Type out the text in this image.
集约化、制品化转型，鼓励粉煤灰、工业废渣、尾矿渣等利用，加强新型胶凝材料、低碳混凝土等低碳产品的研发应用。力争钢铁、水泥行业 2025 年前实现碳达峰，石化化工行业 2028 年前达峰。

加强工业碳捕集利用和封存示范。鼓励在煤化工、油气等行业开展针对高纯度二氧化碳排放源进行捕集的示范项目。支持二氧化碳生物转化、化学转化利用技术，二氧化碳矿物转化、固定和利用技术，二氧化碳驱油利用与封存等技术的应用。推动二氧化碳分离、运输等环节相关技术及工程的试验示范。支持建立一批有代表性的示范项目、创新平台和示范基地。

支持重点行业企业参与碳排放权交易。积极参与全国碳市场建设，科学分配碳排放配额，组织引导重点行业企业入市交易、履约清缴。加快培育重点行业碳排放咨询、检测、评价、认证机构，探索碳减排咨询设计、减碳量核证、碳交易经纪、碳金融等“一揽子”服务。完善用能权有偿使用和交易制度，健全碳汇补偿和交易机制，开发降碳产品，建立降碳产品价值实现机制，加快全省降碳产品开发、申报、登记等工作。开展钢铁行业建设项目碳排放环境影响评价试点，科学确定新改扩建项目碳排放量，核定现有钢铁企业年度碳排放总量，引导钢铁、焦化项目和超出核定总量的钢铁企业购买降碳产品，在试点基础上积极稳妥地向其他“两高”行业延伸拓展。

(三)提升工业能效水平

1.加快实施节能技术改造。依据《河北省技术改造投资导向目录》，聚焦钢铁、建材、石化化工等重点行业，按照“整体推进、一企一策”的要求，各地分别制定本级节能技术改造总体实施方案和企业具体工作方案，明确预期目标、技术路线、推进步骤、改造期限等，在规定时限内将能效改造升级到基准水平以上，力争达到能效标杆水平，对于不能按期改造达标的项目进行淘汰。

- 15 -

--

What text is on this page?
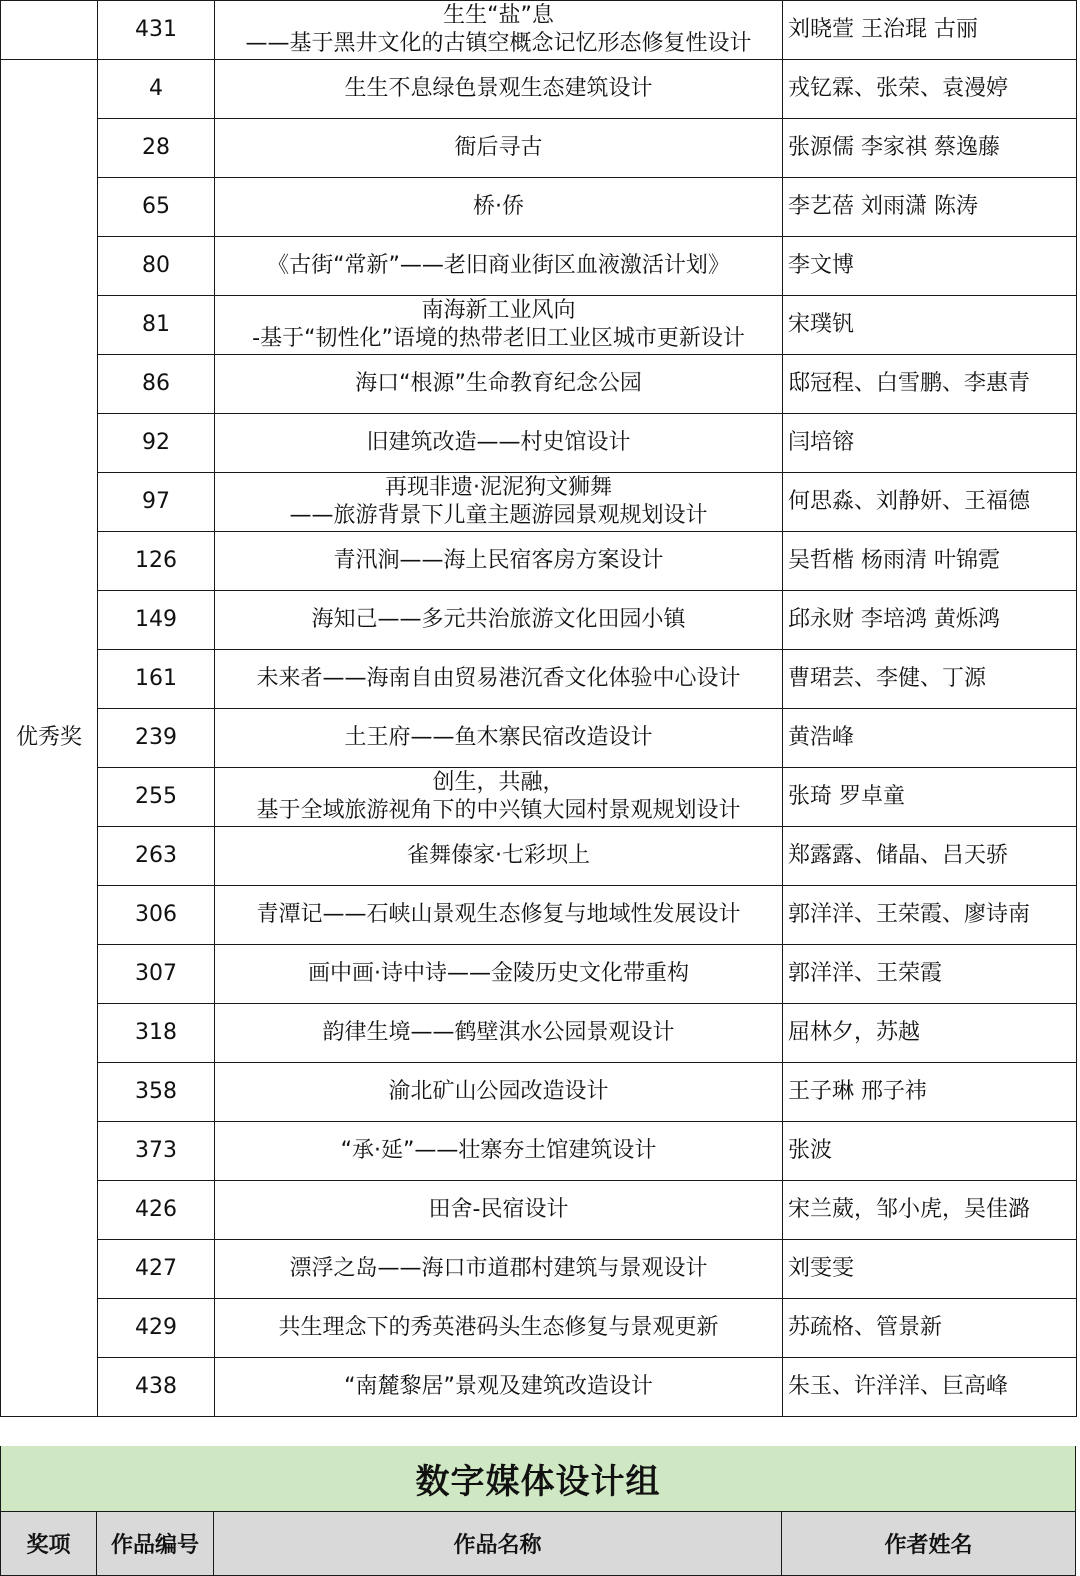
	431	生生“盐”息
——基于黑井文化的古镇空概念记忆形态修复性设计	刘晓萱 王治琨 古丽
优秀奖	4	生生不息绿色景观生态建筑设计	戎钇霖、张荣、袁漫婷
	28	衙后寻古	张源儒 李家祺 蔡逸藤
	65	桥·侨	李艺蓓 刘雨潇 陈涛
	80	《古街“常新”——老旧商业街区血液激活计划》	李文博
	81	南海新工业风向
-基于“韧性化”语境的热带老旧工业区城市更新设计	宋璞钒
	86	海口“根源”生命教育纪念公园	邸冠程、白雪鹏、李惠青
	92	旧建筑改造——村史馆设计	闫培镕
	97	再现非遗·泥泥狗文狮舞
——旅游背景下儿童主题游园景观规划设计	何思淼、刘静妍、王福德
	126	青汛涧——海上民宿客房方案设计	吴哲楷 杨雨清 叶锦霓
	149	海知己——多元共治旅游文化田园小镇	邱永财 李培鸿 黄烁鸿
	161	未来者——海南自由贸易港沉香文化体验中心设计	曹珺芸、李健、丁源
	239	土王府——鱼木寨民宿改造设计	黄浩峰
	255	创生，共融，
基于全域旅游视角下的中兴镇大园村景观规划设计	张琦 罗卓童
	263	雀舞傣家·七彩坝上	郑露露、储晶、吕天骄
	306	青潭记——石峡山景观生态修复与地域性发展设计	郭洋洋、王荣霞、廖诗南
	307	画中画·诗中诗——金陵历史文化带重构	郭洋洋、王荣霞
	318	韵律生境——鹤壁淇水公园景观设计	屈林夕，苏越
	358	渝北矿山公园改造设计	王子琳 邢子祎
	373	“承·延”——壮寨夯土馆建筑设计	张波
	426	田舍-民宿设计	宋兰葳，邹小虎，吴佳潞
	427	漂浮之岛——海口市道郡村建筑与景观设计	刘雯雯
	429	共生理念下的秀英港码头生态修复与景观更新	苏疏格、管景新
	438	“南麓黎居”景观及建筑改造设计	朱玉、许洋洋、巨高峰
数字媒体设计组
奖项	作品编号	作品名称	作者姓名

--

## TASK DETAILS
Scan the data for the word "text" and copy every line where it shows up.

## SOLUTION BELOW
Type out the text in this image.
What text is on this page?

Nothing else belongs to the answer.